### Written task
Copy all the entries below exactly, but not the pictures.

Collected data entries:
※ ※ ※
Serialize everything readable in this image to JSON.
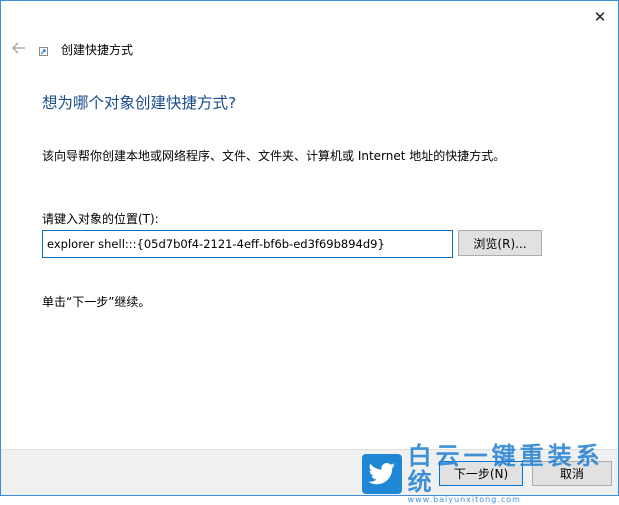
{
  "window": {
    "title": "创建快捷方式",
    "close_glyph": "✕"
  },
  "wizard": {
    "heading": "想为哪个对象创建快捷方式?",
    "description": "该向导帮你创建本地或网络程序、文件、文件夹、计算机或 Internet 地址的快捷方式。",
    "location_label": "请键入对象的位置(T):",
    "location_value": "explorer shell:::{05d7b0f4-2121-4eff-bf6b-ed3f69b894d9}",
    "browse_label": "浏览(R)...",
    "hint": "单击“下一步”继续。"
  },
  "footer": {
    "next_label": "下一步(N)",
    "cancel_label": "取消"
  },
  "watermark": {
    "title": "白云一键重装系统",
    "url": "www.baiyunxitong.com"
  },
  "icons": {
    "back": "back-arrow-icon",
    "shortcut": "shortcut-icon",
    "close": "close-icon",
    "watermark_logo": "twitter-bird-icon"
  },
  "colors": {
    "heading": "#1a4d8c",
    "accent": "#0078d7",
    "watermark": "#1f7fd3"
  }
}
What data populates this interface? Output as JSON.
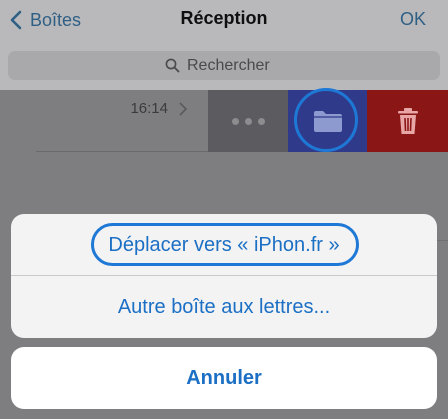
{
  "header": {
    "back_label": "Boîtes",
    "title": "Réception",
    "ok_label": "OK"
  },
  "search": {
    "placeholder": "Rechercher"
  },
  "mail_row": {
    "time": "16:14"
  },
  "swipe_actions": {
    "more_icon": "ellipsis-icon",
    "move_icon": "folder-icon",
    "trash_icon": "trash-icon",
    "move_color": "#2f3b8a",
    "trash_color": "#8a1616"
  },
  "action_sheet": {
    "move_to_label": "Déplacer vers « iPhon.fr »",
    "other_mailbox_label": "Autre boîte aux lettres...",
    "cancel_label": "Annuler"
  },
  "colors": {
    "accent": "#1b6fc4",
    "highlight_ring": "#1e78d6"
  }
}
※ ※ ※
### Complete answer
Serialize everything readable in this image to JSON.
{
  "window": {
    "title": "创建快捷方式",
    "close_glyph": "✕"
  },
  "wizard": {
    "heading": "想为哪个对象创建快捷方式?",
    "description": "该向导帮你创建本地或网络程序、文件、文件夹、计算机或 Internet 地址的快捷方式。",
    "location_label": "请键入对象的位置(T):",
    "location_value": "explorer shell:::{05d7b0f4-2121-4eff-bf6b-ed3f69b894d9}",
    "browse_label": "浏览(R)...",
    "hint": "单击“下一步”继续。"
  },
  "footer": {
    "next_label": "下一步(N)",
    "cancel_label": "取消"
  },
  "watermark": {
    "title": "白云一键重装系统",
    "url": "www.baiyunxitong.com"
  },
  "icons": {
    "back": "back-arrow-icon",
    "shortcut": "shortcut-icon",
    "close": "close-icon",
    "watermark_logo": "twitter-bird-icon"
  },
  "colors": {
    "heading": "#1a4d8c",
    "accent": "#0078d7",
    "watermark": "#1f7fd3"
  }
}
What data populates this interface? Output as JSON.
{
  "header": {
    "back_label": "Boîtes",
    "title": "Réception",
    "ok_label": "OK"
  },
  "search": {
    "placeholder": "Rechercher"
  },
  "mail_row": {
    "time": "16:14"
  },
  "swipe_actions": {
    "more_icon": "ellipsis-icon",
    "move_icon": "folder-icon",
    "trash_icon": "trash-icon",
    "move_color": "#2f3b8a",
    "trash_color": "#8a1616"
  },
  "action_sheet": {
    "move_to_label": "Déplacer vers « iPhon.fr »",
    "other_mailbox_label": "Autre boîte aux lettres...",
    "cancel_label": "Annuler"
  },
  "colors": {
    "accent": "#1b6fc4",
    "highlight_ring": "#1e78d6"
  }
}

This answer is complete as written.